- _Input rows_

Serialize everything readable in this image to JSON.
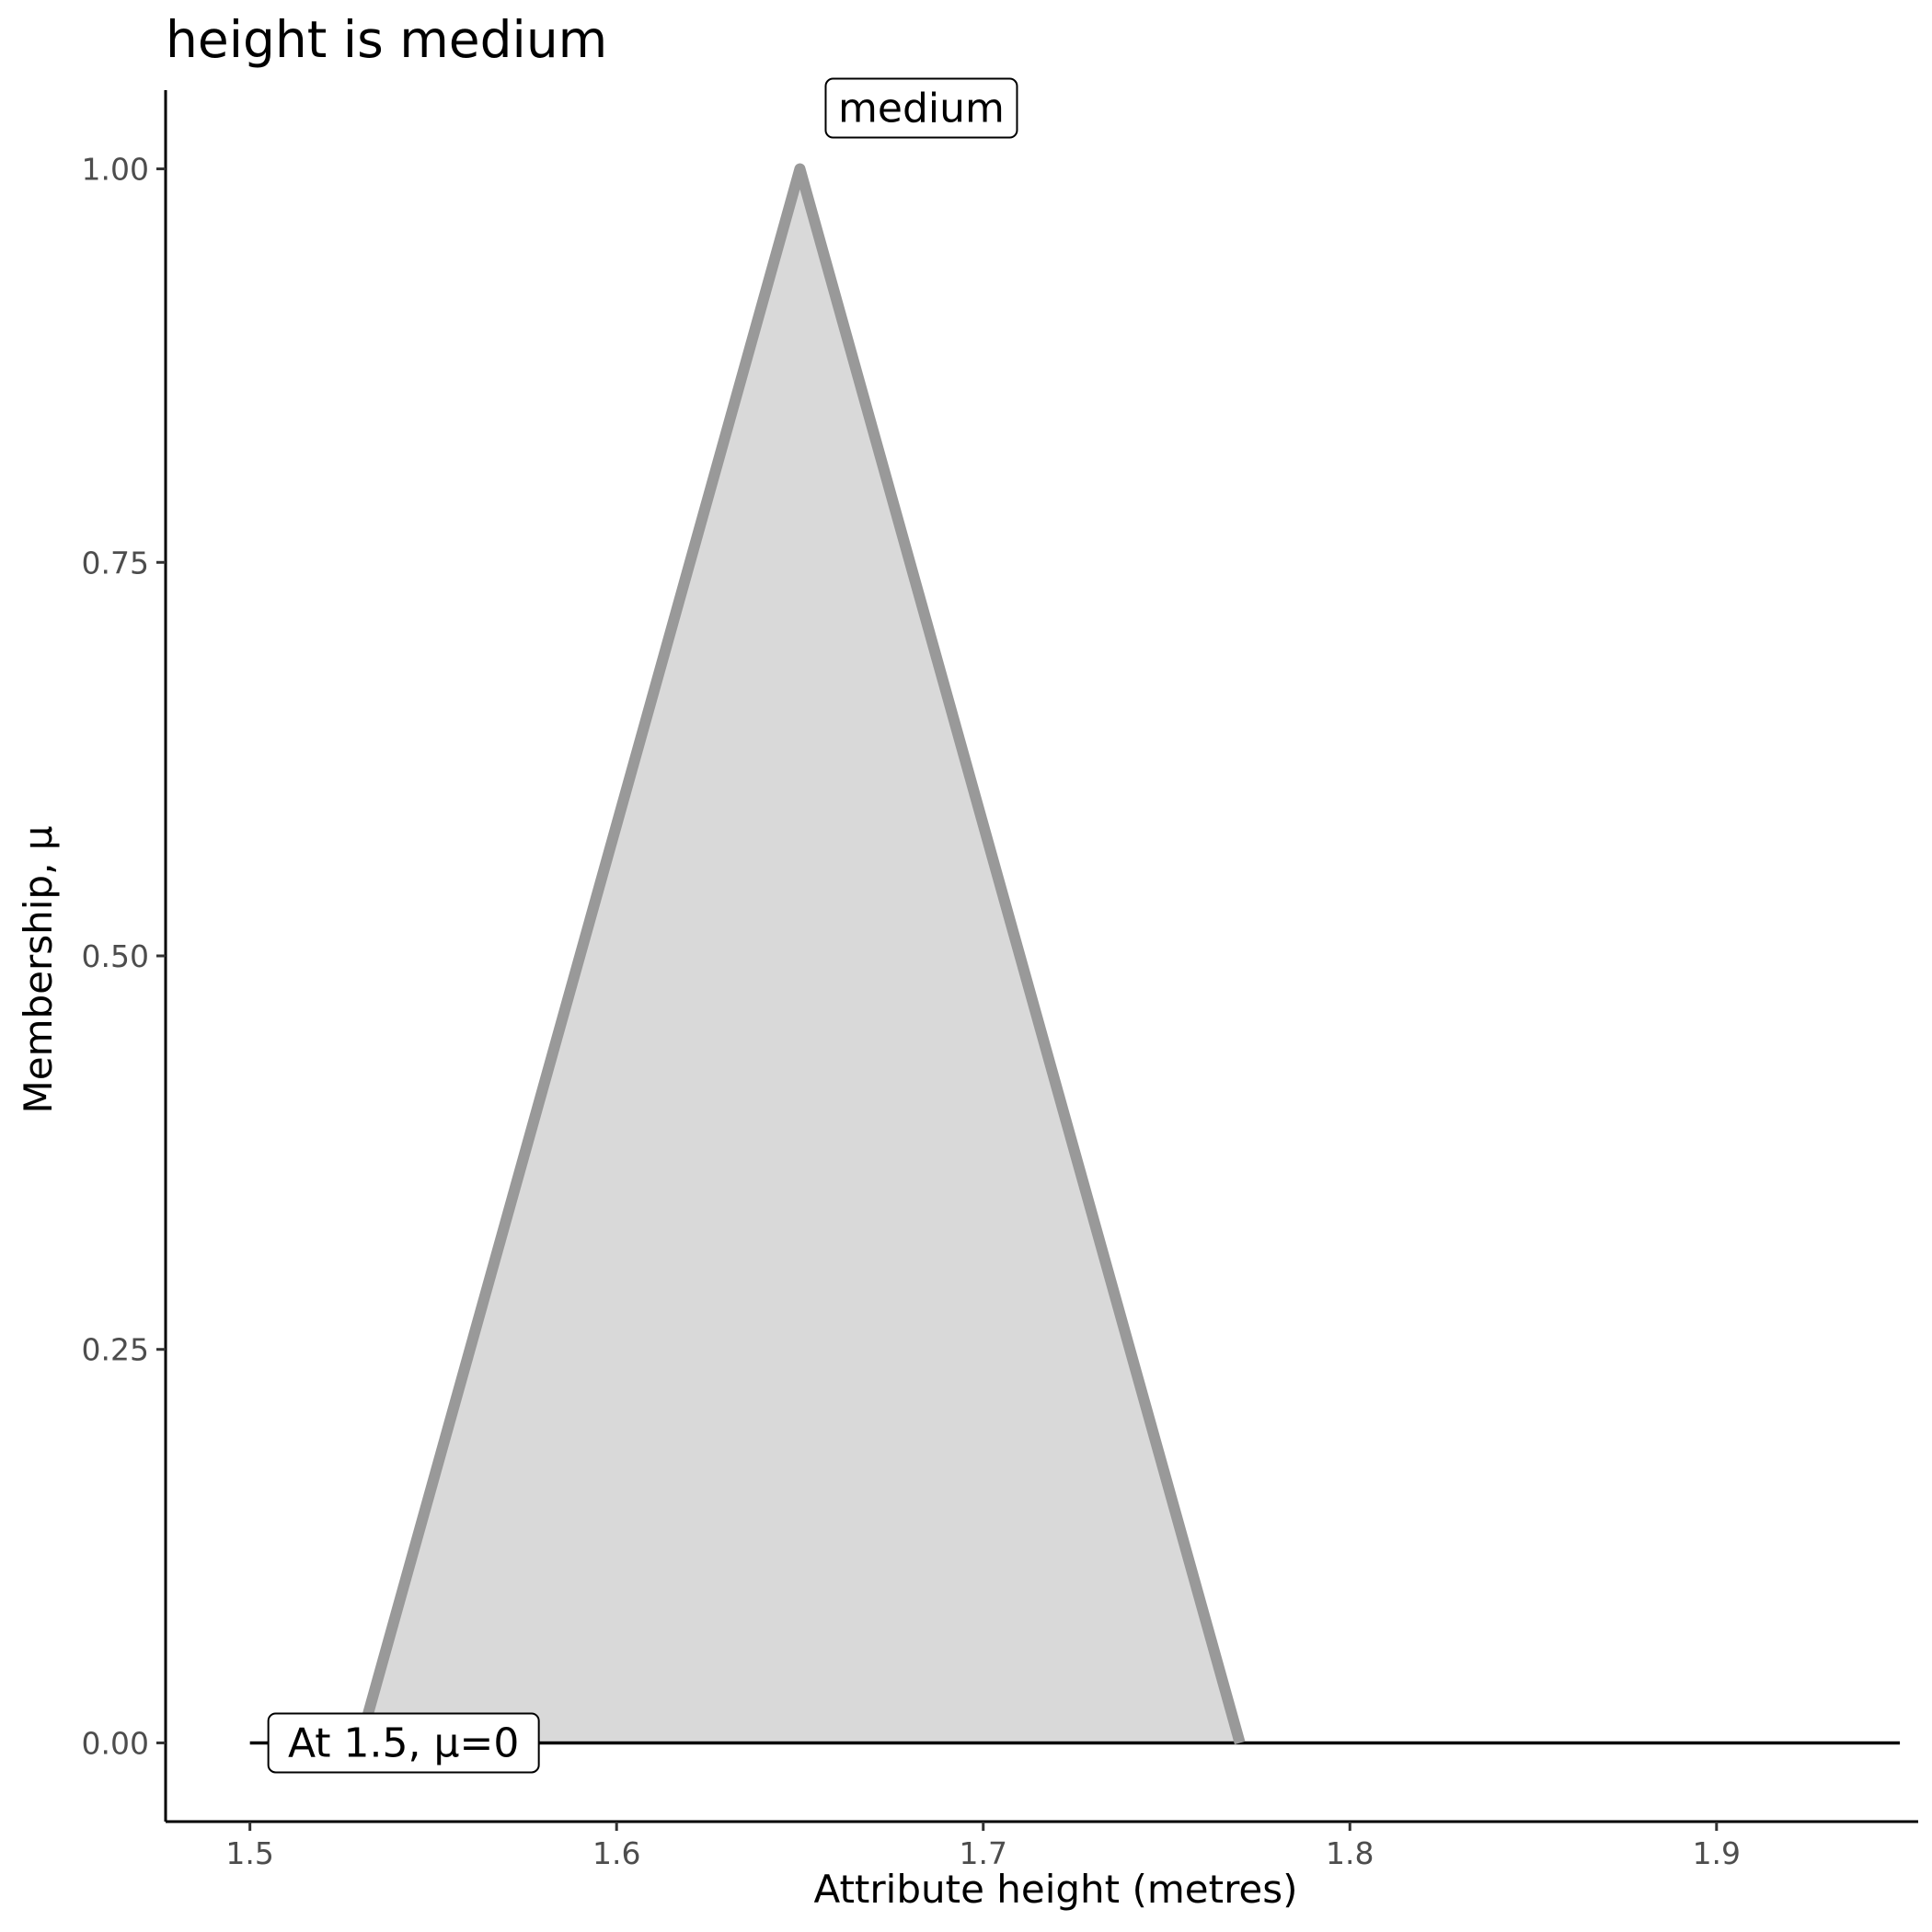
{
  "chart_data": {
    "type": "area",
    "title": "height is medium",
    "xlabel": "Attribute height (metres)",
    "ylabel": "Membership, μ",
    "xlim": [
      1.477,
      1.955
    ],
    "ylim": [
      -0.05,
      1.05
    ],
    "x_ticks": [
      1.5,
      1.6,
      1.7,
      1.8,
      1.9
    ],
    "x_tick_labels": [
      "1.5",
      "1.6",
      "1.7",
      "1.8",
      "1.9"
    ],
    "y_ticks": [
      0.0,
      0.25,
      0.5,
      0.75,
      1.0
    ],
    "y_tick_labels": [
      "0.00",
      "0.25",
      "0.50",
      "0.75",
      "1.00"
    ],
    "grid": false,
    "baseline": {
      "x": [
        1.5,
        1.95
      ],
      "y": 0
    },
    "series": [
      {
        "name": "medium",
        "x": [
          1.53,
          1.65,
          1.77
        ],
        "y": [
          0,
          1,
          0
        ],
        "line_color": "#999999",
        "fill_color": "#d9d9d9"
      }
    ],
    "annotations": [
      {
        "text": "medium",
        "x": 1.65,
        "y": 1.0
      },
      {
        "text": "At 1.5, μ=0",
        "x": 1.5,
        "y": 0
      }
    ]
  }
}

- _Exercise description_
Exclude every picture and copy the remaining data exactly.

- _The solution_
Serialize everything readable in this image to JSON.
{
  "chart_data": {
    "type": "area",
    "title": "height is medium",
    "xlabel": "Attribute height (metres)",
    "ylabel": "Membership, μ",
    "xlim": [
      1.477,
      1.955
    ],
    "ylim": [
      -0.05,
      1.05
    ],
    "x_ticks": [
      1.5,
      1.6,
      1.7,
      1.8,
      1.9
    ],
    "x_tick_labels": [
      "1.5",
      "1.6",
      "1.7",
      "1.8",
      "1.9"
    ],
    "y_ticks": [
      0.0,
      0.25,
      0.5,
      0.75,
      1.0
    ],
    "y_tick_labels": [
      "0.00",
      "0.25",
      "0.50",
      "0.75",
      "1.00"
    ],
    "grid": false,
    "baseline": {
      "x": [
        1.5,
        1.95
      ],
      "y": 0
    },
    "series": [
      {
        "name": "medium",
        "x": [
          1.53,
          1.65,
          1.77
        ],
        "y": [
          0,
          1,
          0
        ],
        "line_color": "#999999",
        "fill_color": "#d9d9d9"
      }
    ],
    "annotations": [
      {
        "text": "medium",
        "x": 1.65,
        "y": 1.0
      },
      {
        "text": "At 1.5, μ=0",
        "x": 1.5,
        "y": 0
      }
    ]
  }
}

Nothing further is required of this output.